> [Material for this task]:
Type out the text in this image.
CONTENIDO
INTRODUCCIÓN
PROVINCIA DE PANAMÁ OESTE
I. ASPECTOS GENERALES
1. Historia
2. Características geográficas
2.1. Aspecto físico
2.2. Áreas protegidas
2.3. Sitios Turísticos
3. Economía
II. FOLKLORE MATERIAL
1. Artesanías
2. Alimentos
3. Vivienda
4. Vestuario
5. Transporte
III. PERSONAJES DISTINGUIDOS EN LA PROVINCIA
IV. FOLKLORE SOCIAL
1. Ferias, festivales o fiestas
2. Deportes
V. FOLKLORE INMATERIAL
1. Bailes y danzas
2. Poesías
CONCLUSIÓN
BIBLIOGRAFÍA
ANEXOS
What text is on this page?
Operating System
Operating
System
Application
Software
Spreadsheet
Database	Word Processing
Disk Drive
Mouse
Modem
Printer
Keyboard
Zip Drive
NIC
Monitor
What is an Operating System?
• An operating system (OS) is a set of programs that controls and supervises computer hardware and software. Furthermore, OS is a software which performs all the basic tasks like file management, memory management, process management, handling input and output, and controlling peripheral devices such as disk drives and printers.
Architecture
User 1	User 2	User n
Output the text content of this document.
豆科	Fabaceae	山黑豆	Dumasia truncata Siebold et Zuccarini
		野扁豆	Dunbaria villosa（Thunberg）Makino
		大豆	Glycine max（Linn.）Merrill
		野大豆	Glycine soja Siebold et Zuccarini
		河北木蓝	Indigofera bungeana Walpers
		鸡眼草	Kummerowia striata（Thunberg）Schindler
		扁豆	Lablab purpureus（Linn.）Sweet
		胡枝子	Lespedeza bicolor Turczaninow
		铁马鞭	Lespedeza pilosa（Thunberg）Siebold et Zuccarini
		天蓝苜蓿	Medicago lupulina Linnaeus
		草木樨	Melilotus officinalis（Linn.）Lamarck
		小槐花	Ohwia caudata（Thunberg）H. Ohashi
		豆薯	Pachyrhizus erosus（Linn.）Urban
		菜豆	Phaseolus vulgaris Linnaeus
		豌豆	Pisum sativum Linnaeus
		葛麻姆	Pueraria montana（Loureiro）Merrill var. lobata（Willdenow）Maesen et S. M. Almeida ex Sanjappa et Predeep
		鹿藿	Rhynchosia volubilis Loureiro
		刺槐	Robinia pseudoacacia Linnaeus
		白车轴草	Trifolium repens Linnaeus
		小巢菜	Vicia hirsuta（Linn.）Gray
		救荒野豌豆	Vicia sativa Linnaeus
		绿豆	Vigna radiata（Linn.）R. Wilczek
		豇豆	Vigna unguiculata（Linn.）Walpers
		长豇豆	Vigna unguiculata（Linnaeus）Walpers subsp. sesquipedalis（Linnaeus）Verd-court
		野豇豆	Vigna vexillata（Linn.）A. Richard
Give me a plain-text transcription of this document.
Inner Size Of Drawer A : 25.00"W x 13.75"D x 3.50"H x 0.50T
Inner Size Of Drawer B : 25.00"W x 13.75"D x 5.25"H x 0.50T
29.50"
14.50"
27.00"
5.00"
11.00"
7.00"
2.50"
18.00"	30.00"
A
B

> [Given request]: Please reproduce each line exactly as written.

> [Completed exercise]:
Type out the text in this image.
CONTENIDO
INTRODUCCIÓN
PROVINCIA DE PANAMÁ OESTE
I. ASPECTOS GENERALES
1. Historia
2. Características geográficas
2.1. Aspecto físico
2.2. Áreas protegidas
2.3. Sitios Turísticos
3. Economía
II. FOLKLORE MATERIAL
1. Artesanías
2. Alimentos
3. Vivienda
4. Vestuario
5. Transporte
III. PERSONAJES DISTINGUIDOS EN LA PROVINCIA
IV. FOLKLORE SOCIAL
1. Ferias, festivales o fiestas
2. Deportes
V. FOLKLORE INMATERIAL
1. Bailes y danzas
2. Poesías
CONCLUSIÓN
BIBLIOGRAFÍA
ANEXOS
What text is on this page?
Operating System
Operating
System
Application
Software
Spreadsheet
Database	Word Processing
Disk Drive
Mouse
Modem
Printer
Keyboard
Zip Drive
NIC
Monitor
What is an Operating System?
• An operating system (OS) is a set of programs that controls and supervises computer hardware and software. Furthermore, OS is a software which performs all the basic tasks like file management, memory management, process management, handling input and output, and controlling peripheral devices such as disk drives and printers.
Architecture
User 1	User 2	User n
Output the text content of this document.
豆科	Fabaceae	山黑豆	Dumasia truncata Siebold et Zuccarini
		野扁豆	Dunbaria villosa（Thunberg）Makino
		大豆	Glycine max（Linn.）Merrill
		野大豆	Glycine soja Siebold et Zuccarini
		河北木蓝	Indigofera bungeana Walpers
		鸡眼草	Kummerowia striata（Thunberg）Schindler
		扁豆	Lablab purpureus（Linn.）Sweet
		胡枝子	Lespedeza bicolor Turczaninow
		铁马鞭	Lespedeza pilosa（Thunberg）Siebold et Zuccarini
		天蓝苜蓿	Medicago lupulina Linnaeus
		草木樨	Melilotus officinalis（Linn.）Lamarck
		小槐花	Ohwia caudata（Thunberg）H. Ohashi
		豆薯	Pachyrhizus erosus（Linn.）Urban
		菜豆	Phaseolus vulgaris Linnaeus
		豌豆	Pisum sativum Linnaeus
		葛麻姆	Pueraria montana（Loureiro）Merrill var. lobata（Willdenow）Maesen et S. M. Almeida ex Sanjappa et Predeep
		鹿藿	Rhynchosia volubilis Loureiro
		刺槐	Robinia pseudoacacia Linnaeus
		白车轴草	Trifolium repens Linnaeus
		小巢菜	Vicia hirsuta（Linn.）Gray
		救荒野豌豆	Vicia sativa Linnaeus
		绿豆	Vigna radiata（Linn.）R. Wilczek
		豇豆	Vigna unguiculata（Linn.）Walpers
		长豇豆	Vigna unguiculata（Linnaeus）Walpers subsp. sesquipedalis（Linnaeus）Verd-court
		野豇豆	Vigna vexillata（Linn.）A. Richard
Give me a plain-text transcription of this document.
Inner Size Of Drawer A : 25.00"W x 13.75"D x 3.50"H x 0.50T
Inner Size Of Drawer B : 25.00"W x 13.75"D x 5.25"H x 0.50T
29.50"
14.50"
27.00"
5.00"
11.00"
7.00"
2.50"
18.00"	30.00"
A
B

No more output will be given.